_Фрагмент для чтения:_
↓↓↓
Тайна гибели Марины Цветаевой - Людмила Поликовская
Шрифт:
Интервал:
Закладка:
<…>Я не люблю встреч в жизни: сшибаются лбом. Две стены. Так не проникнешь. Встреча должна быть аркой: тогда встреча над. — Закинутые лбы!»
И в другом письме (уже из Чехии): «Последний месяц этой осени (1922 года. — Л.П.) я неустанно провела с Вами, не расставаясь, не с книгой. Я одно время часто ездила в Прагу, и вот ожидание поезда на нашей крохотной станции. Я приходила рано, в начале темноты, когда фонари загорались. (Повороты рельс). Ходила взад и вперед по темной платформе — далеко! И было одно место, фонарный столб — без света — это было место встречи, я просто вызывала сюда Вас, и долгие бок о бок беседы бродячие».
Значит ли это, что Цветаева не хотела видеть живого Пастернака? Вовсе нет. Цветаевой-поэту было достаточно писем, Цветаева — человек, женщина — тянулась к личному общению. В том же письме: «Не скрою, что рада была бы посидеть с Вами где-нибудь в Богом забытом кафе, в дождь. — Локоть и лоб». Другое дело, что поэт в Цветаевой всегда побеждал. Она не приехала из Праги в Берлин — это было очень сложно, но не вовсе невозможно. А когда Цветаева чего-то очень хотела, она преодолевала все препятствия. Они договорились о свидании в Веймаре, городе обожаемого ими Гете, через два года. Свидании столь же романтическом, сколь и маловероятном. Таким образом можно было жить мечтой о встрече. И, наверное, — во всяком случае пока — это был лучший вариант.
↑↑↑
_Условие задания:_ Перепишите без изменений часть фрагмента о Марине Цветаевой от «Значит ли это, что» до «был лучший вариант.» включительно. Опирайтесь исключительно на приведенный фрагмент.

_Исходные строки:_
↓↓↓
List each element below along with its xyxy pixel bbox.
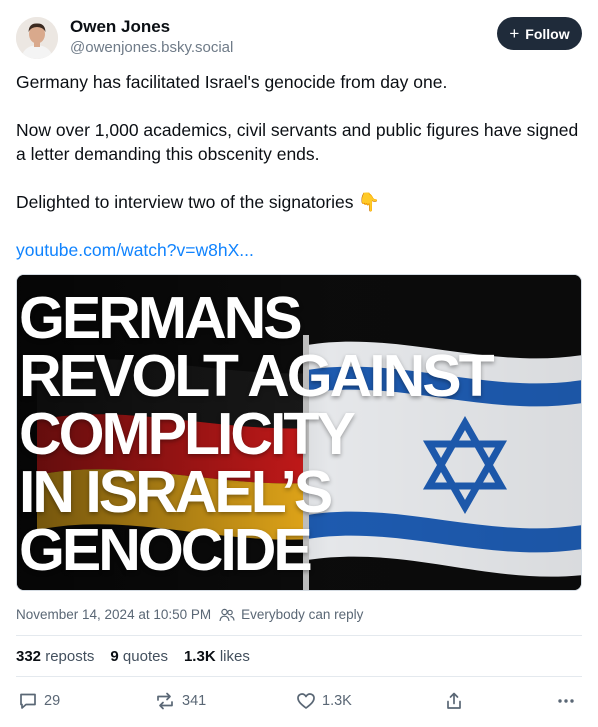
↑↑↑
↓↓↓
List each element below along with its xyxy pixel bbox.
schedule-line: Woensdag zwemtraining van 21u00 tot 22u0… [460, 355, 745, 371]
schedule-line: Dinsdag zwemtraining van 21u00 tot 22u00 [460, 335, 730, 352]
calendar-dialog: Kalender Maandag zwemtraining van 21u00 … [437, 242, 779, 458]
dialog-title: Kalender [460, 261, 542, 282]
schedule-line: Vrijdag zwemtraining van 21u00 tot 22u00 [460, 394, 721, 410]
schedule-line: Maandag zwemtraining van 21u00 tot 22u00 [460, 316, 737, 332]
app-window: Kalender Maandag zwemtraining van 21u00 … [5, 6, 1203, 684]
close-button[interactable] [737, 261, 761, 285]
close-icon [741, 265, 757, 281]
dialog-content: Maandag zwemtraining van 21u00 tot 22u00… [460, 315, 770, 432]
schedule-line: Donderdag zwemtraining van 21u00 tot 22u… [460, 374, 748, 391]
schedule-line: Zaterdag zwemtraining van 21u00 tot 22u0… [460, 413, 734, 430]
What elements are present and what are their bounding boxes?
↑↑↑
_Решение задания:_
Значит ли это, что Цветаева не хотела видеть живого Пастернака? Вовсе нет. Цветаевой-поэту было достаточно писем, Цветаева — человек, женщина — тянулась к личному общению. В том же письме: «Не скрою, что рада была бы посидеть с Вами где-нибудь в Богом забытом кафе, в дождь. — Локоть и лоб». Другое дело, что поэт в Цветаевой всегда побеждал. Она не приехала из Праги в Берлин — это было очень сложно, но не вовсе невозможно. А когда Цветаева чего-то очень хотела, она преодолевала все препятствия. Они договорились о свидании в Веймаре, городе обожаемого ими Гете, через два года. Свидании столь же романтическом, сколь и маловероятном. Таким образом можно было жить мечтой о встрече. И, наверное, — во всяком случае пока — это был лучший вариант.